____ Data for this exercise
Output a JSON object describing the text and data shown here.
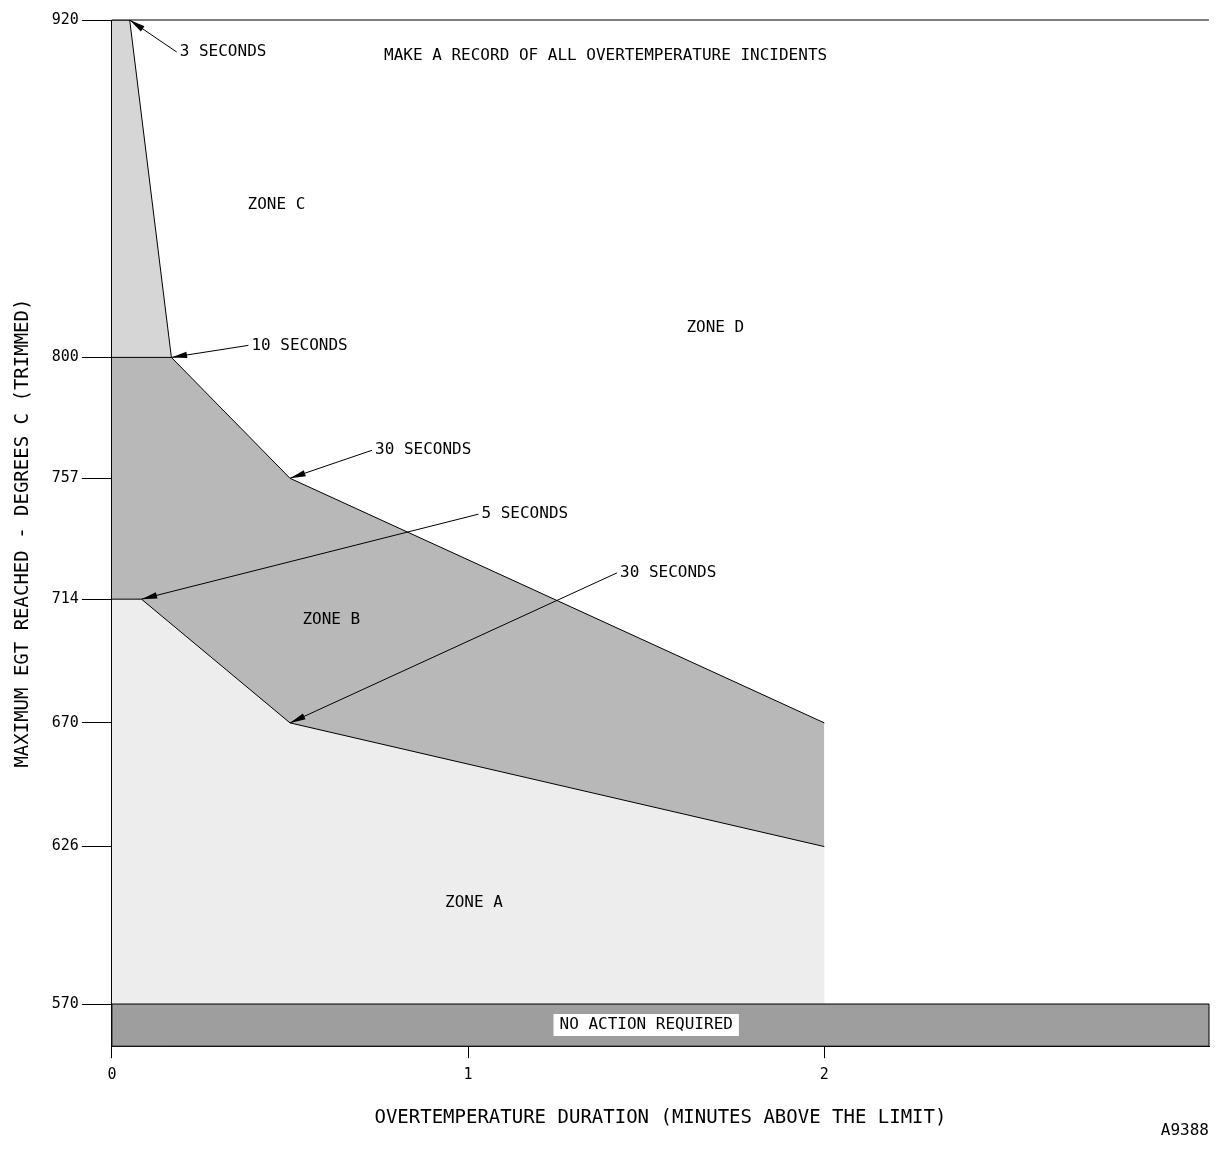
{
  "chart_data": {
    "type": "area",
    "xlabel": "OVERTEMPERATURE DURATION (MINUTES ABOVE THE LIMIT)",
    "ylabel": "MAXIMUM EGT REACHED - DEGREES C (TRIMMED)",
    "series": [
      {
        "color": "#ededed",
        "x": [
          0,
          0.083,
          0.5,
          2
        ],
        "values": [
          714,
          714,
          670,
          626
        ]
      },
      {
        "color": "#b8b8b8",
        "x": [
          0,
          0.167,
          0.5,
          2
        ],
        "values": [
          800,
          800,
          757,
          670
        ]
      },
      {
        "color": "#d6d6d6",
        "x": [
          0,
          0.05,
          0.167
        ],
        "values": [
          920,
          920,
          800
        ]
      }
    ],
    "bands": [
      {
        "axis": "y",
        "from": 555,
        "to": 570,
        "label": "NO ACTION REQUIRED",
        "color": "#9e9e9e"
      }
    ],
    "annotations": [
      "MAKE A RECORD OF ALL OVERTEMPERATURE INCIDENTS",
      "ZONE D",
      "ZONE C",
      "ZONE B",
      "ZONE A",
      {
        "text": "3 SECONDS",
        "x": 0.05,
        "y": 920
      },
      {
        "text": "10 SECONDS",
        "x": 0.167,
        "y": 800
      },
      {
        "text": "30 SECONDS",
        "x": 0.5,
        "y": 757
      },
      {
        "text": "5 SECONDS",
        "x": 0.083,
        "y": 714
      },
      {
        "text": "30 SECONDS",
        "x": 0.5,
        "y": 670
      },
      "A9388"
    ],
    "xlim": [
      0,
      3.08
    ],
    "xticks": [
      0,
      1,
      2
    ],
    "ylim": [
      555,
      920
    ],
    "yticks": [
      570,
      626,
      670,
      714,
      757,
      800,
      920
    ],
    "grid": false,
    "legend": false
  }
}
________
Leave the pictures out, and print every line of the listing exactly as written.

Output a JSON object describing the text and data shown here.
{
  "chart_data": {
    "type": "area",
    "xlabel": "OVERTEMPERATURE DURATION (MINUTES ABOVE THE LIMIT)",
    "ylabel": "MAXIMUM EGT REACHED - DEGREES C (TRIMMED)",
    "series": [
      {
        "color": "#ededed",
        "x": [
          0,
          0.083,
          0.5,
          2
        ],
        "values": [
          714,
          714,
          670,
          626
        ]
      },
      {
        "color": "#b8b8b8",
        "x": [
          0,
          0.167,
          0.5,
          2
        ],
        "values": [
          800,
          800,
          757,
          670
        ]
      },
      {
        "color": "#d6d6d6",
        "x": [
          0,
          0.05,
          0.167
        ],
        "values": [
          920,
          920,
          800
        ]
      }
    ],
    "bands": [
      {
        "axis": "y",
        "from": 555,
        "to": 570,
        "label": "NO ACTION REQUIRED",
        "color": "#9e9e9e"
      }
    ],
    "annotations": [
      "MAKE A RECORD OF ALL OVERTEMPERATURE INCIDENTS",
      "ZONE D",
      "ZONE C",
      "ZONE B",
      "ZONE A",
      {
        "text": "3 SECONDS",
        "x": 0.05,
        "y": 920
      },
      {
        "text": "10 SECONDS",
        "x": 0.167,
        "y": 800
      },
      {
        "text": "30 SECONDS",
        "x": 0.5,
        "y": 757
      },
      {
        "text": "5 SECONDS",
        "x": 0.083,
        "y": 714
      },
      {
        "text": "30 SECONDS",
        "x": 0.5,
        "y": 670
      },
      "A9388"
    ],
    "xlim": [
      0,
      3.08
    ],
    "xticks": [
      0,
      1,
      2
    ],
    "ylim": [
      555,
      920
    ],
    "yticks": [
      570,
      626,
      670,
      714,
      757,
      800,
      920
    ],
    "grid": false,
    "legend": false
  }
}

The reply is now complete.